* Exercise instructions *
Leave out the images and repeat the listing below without a single change.

################

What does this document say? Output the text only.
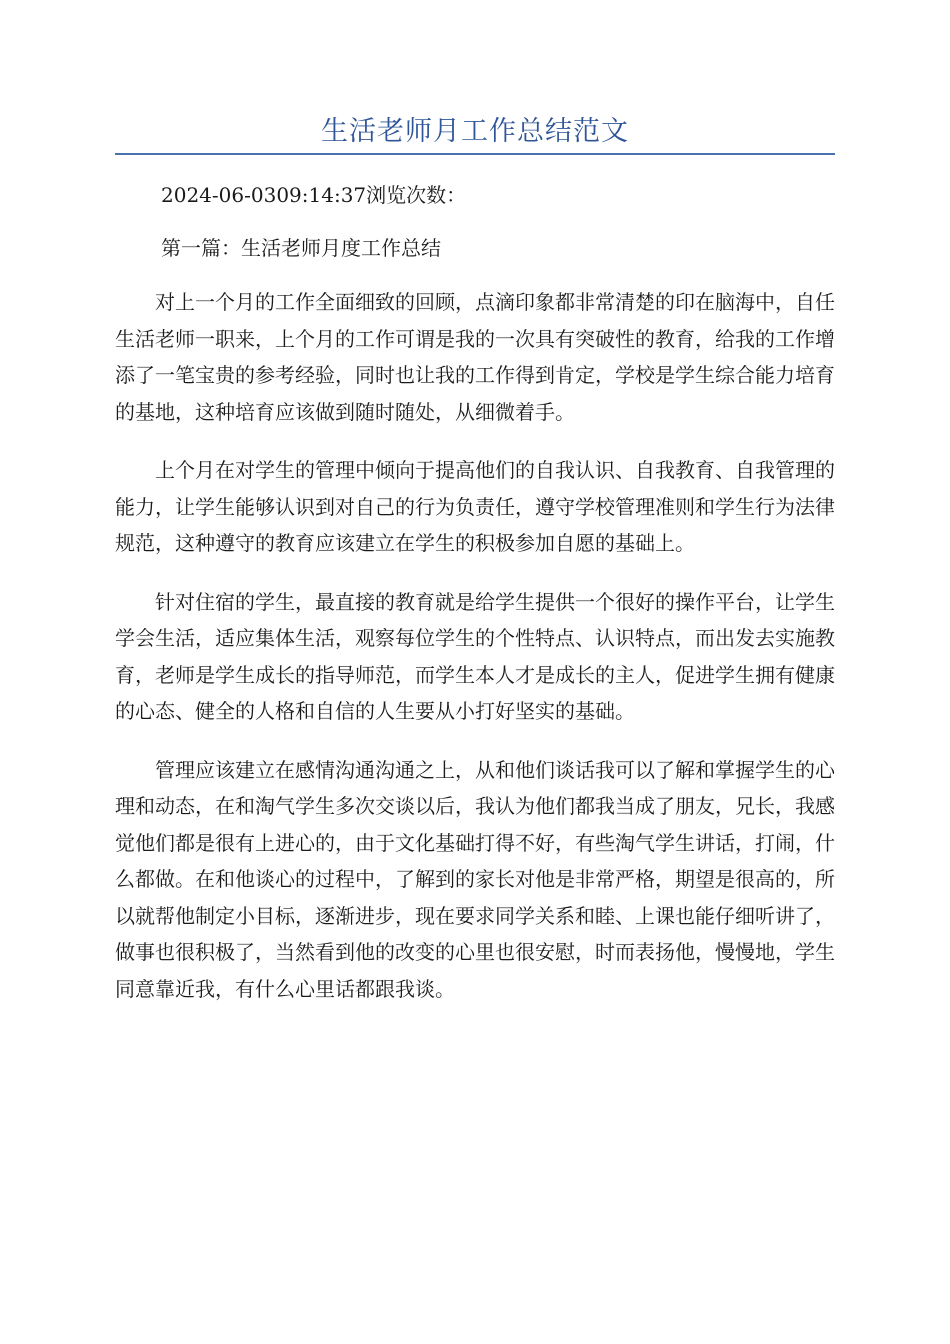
生活老师月工作总结范文
2024-06-0309:14:37浏览次数：
第一篇：生活老师月度工作总结

对上一个月的工作全面细致的回顾，点滴印象都非常清楚的印在脑海中，自任生活老师一职来，上个月的工作可谓是我的一次具有突破性的教育，给我的工作增添了一笔宝贵的参考经验，同时也让我的工作得到肯定，学校是学生综合能力培育的基地，这种培育应该做到随时随处，从细微着手。

上个月在对学生的管理中倾向于提高他们的自我认识、自我教育、自我管理的能力，让学生能够认识到对自己的行为负责任，遵守学校管理准则和学生行为法律规范，这种遵守的教育应该建立在学生的积极参加自愿的基础上。

针对住宿的学生，最直接的教育就是给学生提供一个很好的操作平台，让学生学会生活，适应集体生活，观察每位学生的个性特点、认识特点，而出发去实施教育，老师是学生成长的指导师范，而学生本人才是成长的主人，促进学生拥有健康的心态、健全的人格和自信的人生要从小打好坚实的基础。

管理应该建立在感情沟通沟通之上，从和他们谈话我可以了解和掌握学生的心理和动态，在和淘气学生多次交谈以后，我认为他们都我当成了朋友，兄长，我感觉他们都是很有上进心的，由于文化基础打得不好，有些淘气学生讲话，打闹，什么都做。在和他谈心的过程中，了解到的家长对他是非常严格，期望是很高的，所以就帮他制定小目标，逐渐进步，现在要求同学关系和睦、上课也能仔细听讲了，做事也很积极了，当然看到他的改变的心里也很安慰，时而表扬他，慢慢地，学生同意靠近我，有什么心里话都跟我谈。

################

* Solution *
What does this document say? Output the text only.
生活老师月工作总结范文
2024-06-0309:14:37浏览次数：
第一篇：生活老师月度工作总结

对上一个月的工作全面细致的回顾，点滴印象都非常清楚的印在脑海中，自任生活老师一职来，上个月的工作可谓是我的一次具有突破性的教育，给我的工作增添了一笔宝贵的参考经验，同时也让我的工作得到肯定，学校是学生综合能力培育的基地，这种培育应该做到随时随处，从细微着手。

上个月在对学生的管理中倾向于提高他们的自我认识、自我教育、自我管理的能力，让学生能够认识到对自己的行为负责任，遵守学校管理准则和学生行为法律规范，这种遵守的教育应该建立在学生的积极参加自愿的基础上。

针对住宿的学生，最直接的教育就是给学生提供一个很好的操作平台，让学生学会生活，适应集体生活，观察每位学生的个性特点、认识特点，而出发去实施教育，老师是学生成长的指导师范，而学生本人才是成长的主人，促进学生拥有健康的心态、健全的人格和自信的人生要从小打好坚实的基础。

管理应该建立在感情沟通沟通之上，从和他们谈话我可以了解和掌握学生的心理和动态，在和淘气学生多次交谈以后，我认为他们都我当成了朋友，兄长，我感觉他们都是很有上进心的，由于文化基础打得不好，有些淘气学生讲话，打闹，什么都做。在和他谈心的过程中，了解到的家长对他是非常严格，期望是很高的，所以就帮他制定小目标，逐渐进步，现在要求同学关系和睦、上课也能仔细听讲了，做事也很积极了，当然看到他的改变的心里也很安慰，时而表扬他，慢慢地，学生同意靠近我，有什么心里话都跟我谈。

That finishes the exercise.